* **DATA EXTRACT**
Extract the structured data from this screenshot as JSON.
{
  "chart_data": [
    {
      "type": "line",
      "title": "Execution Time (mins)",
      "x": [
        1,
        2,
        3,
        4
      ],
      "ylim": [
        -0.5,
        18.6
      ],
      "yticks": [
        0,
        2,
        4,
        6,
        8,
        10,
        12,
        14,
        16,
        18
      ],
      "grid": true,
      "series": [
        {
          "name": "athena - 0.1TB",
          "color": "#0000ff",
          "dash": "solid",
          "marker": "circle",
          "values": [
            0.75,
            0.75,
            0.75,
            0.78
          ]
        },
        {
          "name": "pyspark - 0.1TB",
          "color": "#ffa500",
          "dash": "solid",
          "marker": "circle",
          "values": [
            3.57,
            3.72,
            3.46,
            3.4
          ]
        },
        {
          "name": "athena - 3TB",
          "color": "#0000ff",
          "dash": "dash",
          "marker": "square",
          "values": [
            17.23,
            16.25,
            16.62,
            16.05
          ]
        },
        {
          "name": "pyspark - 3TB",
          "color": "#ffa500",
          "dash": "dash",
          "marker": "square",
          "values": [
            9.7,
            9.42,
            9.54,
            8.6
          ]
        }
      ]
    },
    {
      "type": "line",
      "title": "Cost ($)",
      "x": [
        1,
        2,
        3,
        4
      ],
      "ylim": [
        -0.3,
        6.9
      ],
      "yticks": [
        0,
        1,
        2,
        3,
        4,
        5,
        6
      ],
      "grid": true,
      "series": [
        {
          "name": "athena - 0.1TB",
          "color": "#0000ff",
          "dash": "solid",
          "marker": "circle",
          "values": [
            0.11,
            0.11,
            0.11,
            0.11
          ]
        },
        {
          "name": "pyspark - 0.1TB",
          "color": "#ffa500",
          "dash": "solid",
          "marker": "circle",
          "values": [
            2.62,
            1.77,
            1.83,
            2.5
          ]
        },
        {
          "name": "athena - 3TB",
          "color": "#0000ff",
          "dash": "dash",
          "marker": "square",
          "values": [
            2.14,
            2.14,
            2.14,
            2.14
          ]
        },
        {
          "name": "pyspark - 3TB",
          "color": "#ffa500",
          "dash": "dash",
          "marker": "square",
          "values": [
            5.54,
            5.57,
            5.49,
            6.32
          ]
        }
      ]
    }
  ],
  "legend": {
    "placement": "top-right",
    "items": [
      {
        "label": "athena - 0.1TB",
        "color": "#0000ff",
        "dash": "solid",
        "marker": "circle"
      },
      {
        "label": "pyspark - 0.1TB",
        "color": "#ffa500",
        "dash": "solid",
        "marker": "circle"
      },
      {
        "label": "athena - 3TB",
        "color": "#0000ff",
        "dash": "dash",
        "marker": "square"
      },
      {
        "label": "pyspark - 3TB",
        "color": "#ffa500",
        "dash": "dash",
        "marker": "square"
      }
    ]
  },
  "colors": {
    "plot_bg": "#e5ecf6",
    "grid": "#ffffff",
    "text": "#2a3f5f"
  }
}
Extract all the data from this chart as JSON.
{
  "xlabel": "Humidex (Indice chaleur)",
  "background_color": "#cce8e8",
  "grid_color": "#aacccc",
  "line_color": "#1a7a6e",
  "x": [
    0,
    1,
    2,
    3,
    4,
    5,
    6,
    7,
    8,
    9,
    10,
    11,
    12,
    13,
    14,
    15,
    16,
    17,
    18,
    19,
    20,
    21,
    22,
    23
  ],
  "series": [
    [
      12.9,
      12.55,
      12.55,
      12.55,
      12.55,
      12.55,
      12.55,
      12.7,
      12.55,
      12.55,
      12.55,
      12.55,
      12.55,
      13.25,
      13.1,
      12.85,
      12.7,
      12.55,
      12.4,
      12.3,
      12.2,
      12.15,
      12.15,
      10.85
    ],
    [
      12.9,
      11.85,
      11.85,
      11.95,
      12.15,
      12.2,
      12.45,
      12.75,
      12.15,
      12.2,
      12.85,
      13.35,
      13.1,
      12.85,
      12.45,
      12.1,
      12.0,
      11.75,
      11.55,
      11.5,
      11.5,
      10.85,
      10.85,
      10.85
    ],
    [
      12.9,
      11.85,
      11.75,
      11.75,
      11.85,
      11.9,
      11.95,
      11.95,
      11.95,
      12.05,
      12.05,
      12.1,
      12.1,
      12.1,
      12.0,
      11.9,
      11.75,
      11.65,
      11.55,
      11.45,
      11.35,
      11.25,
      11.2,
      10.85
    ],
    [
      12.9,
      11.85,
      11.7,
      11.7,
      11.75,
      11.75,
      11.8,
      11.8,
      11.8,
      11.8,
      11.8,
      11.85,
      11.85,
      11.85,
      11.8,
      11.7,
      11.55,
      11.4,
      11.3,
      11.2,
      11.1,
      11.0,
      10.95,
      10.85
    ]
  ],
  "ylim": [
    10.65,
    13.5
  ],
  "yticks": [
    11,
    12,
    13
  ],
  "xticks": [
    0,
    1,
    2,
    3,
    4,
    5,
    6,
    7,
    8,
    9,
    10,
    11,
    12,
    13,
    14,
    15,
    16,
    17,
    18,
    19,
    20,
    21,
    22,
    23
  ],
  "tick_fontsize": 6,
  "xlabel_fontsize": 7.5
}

* **WORK REQUIRED**
Output all of the data again, exactly.

* **ANSWER TO THE TASK**
Extract the structured data from this screenshot as JSON.
{
  "chart_data": [
    {
      "type": "line",
      "title": "Execution Time (mins)",
      "x": [
        1,
        2,
        3,
        4
      ],
      "ylim": [
        -0.5,
        18.6
      ],
      "yticks": [
        0,
        2,
        4,
        6,
        8,
        10,
        12,
        14,
        16,
        18
      ],
      "grid": true,
      "series": [
        {
          "name": "athena - 0.1TB",
          "color": "#0000ff",
          "dash": "solid",
          "marker": "circle",
          "values": [
            0.75,
            0.75,
            0.75,
            0.78
          ]
        },
        {
          "name": "pyspark - 0.1TB",
          "color": "#ffa500",
          "dash": "solid",
          "marker": "circle",
          "values": [
            3.57,
            3.72,
            3.46,
            3.4
          ]
        },
        {
          "name": "athena - 3TB",
          "color": "#0000ff",
          "dash": "dash",
          "marker": "square",
          "values": [
            17.23,
            16.25,
            16.62,
            16.05
          ]
        },
        {
          "name": "pyspark - 3TB",
          "color": "#ffa500",
          "dash": "dash",
          "marker": "square",
          "values": [
            9.7,
            9.42,
            9.54,
            8.6
          ]
        }
      ]
    },
    {
      "type": "line",
      "title": "Cost ($)",
      "x": [
        1,
        2,
        3,
        4
      ],
      "ylim": [
        -0.3,
        6.9
      ],
      "yticks": [
        0,
        1,
        2,
        3,
        4,
        5,
        6
      ],
      "grid": true,
      "series": [
        {
          "name": "athena - 0.1TB",
          "color": "#0000ff",
          "dash": "solid",
          "marker": "circle",
          "values": [
            0.11,
            0.11,
            0.11,
            0.11
          ]
        },
        {
          "name": "pyspark - 0.1TB",
          "color": "#ffa500",
          "dash": "solid",
          "marker": "circle",
          "values": [
            2.62,
            1.77,
            1.83,
            2.5
          ]
        },
        {
          "name": "athena - 3TB",
          "color": "#0000ff",
          "dash": "dash",
          "marker": "square",
          "values": [
            2.14,
            2.14,
            2.14,
            2.14
          ]
        },
        {
          "name": "pyspark - 3TB",
          "color": "#ffa500",
          "dash": "dash",
          "marker": "square",
          "values": [
            5.54,
            5.57,
            5.49,
            6.32
          ]
        }
      ]
    }
  ],
  "legend": {
    "placement": "top-right",
    "items": [
      {
        "label": "athena - 0.1TB",
        "color": "#0000ff",
        "dash": "solid",
        "marker": "circle"
      },
      {
        "label": "pyspark - 0.1TB",
        "color": "#ffa500",
        "dash": "solid",
        "marker": "circle"
      },
      {
        "label": "athena - 3TB",
        "color": "#0000ff",
        "dash": "dash",
        "marker": "square"
      },
      {
        "label": "pyspark - 3TB",
        "color": "#ffa500",
        "dash": "dash",
        "marker": "square"
      }
    ]
  },
  "colors": {
    "plot_bg": "#e5ecf6",
    "grid": "#ffffff",
    "text": "#2a3f5f"
  }
}
Extract all the data from this chart as JSON.
{
  "xlabel": "Humidex (Indice chaleur)",
  "background_color": "#cce8e8",
  "grid_color": "#aacccc",
  "line_color": "#1a7a6e",
  "x": [
    0,
    1,
    2,
    3,
    4,
    5,
    6,
    7,
    8,
    9,
    10,
    11,
    12,
    13,
    14,
    15,
    16,
    17,
    18,
    19,
    20,
    21,
    22,
    23
  ],
  "series": [
    [
      12.9,
      12.55,
      12.55,
      12.55,
      12.55,
      12.55,
      12.55,
      12.7,
      12.55,
      12.55,
      12.55,
      12.55,
      12.55,
      13.25,
      13.1,
      12.85,
      12.7,
      12.55,
      12.4,
      12.3,
      12.2,
      12.15,
      12.15,
      10.85
    ],
    [
      12.9,
      11.85,
      11.85,
      11.95,
      12.15,
      12.2,
      12.45,
      12.75,
      12.15,
      12.2,
      12.85,
      13.35,
      13.1,
      12.85,
      12.45,
      12.1,
      12.0,
      11.75,
      11.55,
      11.5,
      11.5,
      10.85,
      10.85,
      10.85
    ],
    [
      12.9,
      11.85,
      11.75,
      11.75,
      11.85,
      11.9,
      11.95,
      11.95,
      11.95,
      12.05,
      12.05,
      12.1,
      12.1,
      12.1,
      12.0,
      11.9,
      11.75,
      11.65,
      11.55,
      11.45,
      11.35,
      11.25,
      11.2,
      10.85
    ],
    [
      12.9,
      11.85,
      11.7,
      11.7,
      11.75,
      11.75,
      11.8,
      11.8,
      11.8,
      11.8,
      11.8,
      11.85,
      11.85,
      11.85,
      11.8,
      11.7,
      11.55,
      11.4,
      11.3,
      11.2,
      11.1,
      11.0,
      10.95,
      10.85
    ]
  ],
  "ylim": [
    10.65,
    13.5
  ],
  "yticks": [
    11,
    12,
    13
  ],
  "xticks": [
    0,
    1,
    2,
    3,
    4,
    5,
    6,
    7,
    8,
    9,
    10,
    11,
    12,
    13,
    14,
    15,
    16,
    17,
    18,
    19,
    20,
    21,
    22,
    23
  ],
  "tick_fontsize": 6,
  "xlabel_fontsize": 7.5
}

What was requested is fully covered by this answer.